- AIM -
Retype exactly the lines that run from the line with "Convert this screenshot" to the final line of the entries, keeping both ends and nothing else.

Figure dataset records
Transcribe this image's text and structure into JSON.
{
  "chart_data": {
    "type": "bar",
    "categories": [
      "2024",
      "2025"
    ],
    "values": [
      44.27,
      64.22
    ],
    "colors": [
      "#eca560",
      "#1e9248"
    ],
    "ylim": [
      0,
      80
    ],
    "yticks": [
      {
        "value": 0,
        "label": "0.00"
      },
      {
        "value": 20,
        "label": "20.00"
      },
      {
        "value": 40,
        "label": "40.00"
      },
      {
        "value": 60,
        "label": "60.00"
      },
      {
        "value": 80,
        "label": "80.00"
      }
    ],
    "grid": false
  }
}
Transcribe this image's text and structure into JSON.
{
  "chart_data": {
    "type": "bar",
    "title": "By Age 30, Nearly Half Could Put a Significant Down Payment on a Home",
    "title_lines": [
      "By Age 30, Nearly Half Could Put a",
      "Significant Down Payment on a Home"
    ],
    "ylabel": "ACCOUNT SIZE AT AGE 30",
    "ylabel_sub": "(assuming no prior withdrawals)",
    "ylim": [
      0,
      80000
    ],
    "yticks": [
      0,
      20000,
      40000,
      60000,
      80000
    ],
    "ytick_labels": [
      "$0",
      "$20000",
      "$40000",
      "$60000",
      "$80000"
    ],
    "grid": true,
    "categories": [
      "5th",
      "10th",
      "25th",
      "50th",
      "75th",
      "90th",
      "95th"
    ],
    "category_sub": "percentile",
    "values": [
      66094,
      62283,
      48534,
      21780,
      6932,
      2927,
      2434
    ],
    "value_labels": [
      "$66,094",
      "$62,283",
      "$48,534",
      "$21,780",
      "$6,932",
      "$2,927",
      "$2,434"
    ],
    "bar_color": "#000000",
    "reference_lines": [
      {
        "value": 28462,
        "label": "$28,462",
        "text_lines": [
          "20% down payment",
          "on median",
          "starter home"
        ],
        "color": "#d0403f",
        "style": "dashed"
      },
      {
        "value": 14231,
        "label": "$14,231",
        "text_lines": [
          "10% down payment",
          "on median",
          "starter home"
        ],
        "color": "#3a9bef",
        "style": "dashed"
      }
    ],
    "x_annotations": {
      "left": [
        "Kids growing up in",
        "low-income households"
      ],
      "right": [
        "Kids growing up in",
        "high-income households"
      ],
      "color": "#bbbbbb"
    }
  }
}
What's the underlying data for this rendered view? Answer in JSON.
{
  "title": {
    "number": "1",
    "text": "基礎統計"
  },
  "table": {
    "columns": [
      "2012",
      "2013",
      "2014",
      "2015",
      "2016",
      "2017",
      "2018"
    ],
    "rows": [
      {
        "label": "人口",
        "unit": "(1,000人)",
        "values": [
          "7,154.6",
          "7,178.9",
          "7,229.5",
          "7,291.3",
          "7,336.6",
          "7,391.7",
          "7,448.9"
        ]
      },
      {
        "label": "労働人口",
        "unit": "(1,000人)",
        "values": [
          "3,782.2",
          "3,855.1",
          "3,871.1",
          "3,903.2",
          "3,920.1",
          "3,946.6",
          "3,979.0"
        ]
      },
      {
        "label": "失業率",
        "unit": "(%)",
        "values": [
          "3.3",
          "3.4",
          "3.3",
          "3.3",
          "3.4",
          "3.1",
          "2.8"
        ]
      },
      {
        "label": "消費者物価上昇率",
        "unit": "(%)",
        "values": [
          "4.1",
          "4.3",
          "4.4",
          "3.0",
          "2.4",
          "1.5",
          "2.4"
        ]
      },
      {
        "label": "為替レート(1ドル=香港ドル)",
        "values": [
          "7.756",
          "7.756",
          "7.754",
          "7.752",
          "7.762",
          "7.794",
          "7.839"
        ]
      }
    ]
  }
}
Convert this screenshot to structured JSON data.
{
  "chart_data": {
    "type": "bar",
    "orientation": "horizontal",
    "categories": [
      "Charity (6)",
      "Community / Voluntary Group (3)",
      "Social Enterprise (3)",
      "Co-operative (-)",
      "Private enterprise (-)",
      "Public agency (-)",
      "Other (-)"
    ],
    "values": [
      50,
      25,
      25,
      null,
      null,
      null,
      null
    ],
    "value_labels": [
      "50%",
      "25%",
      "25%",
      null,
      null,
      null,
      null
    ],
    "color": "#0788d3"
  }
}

- WRITTEN ANSWER -
Convert this screenshot to structured JSON data.
{
  "chart_data": {
    "type": "bar",
    "orientation": "horizontal",
    "categories": [
      "Charity (6)",
      "Community / Voluntary Group (3)",
      "Social Enterprise (3)",
      "Co-operative (-)",
      "Private enterprise (-)",
      "Public agency (-)",
      "Other (-)"
    ],
    "values": [
      50,
      25,
      25,
      null,
      null,
      null,
      null
    ],
    "value_labels": [
      "50%",
      "25%",
      "25%",
      null,
      null,
      null,
      null
    ],
    "color": "#0788d3"
  }
}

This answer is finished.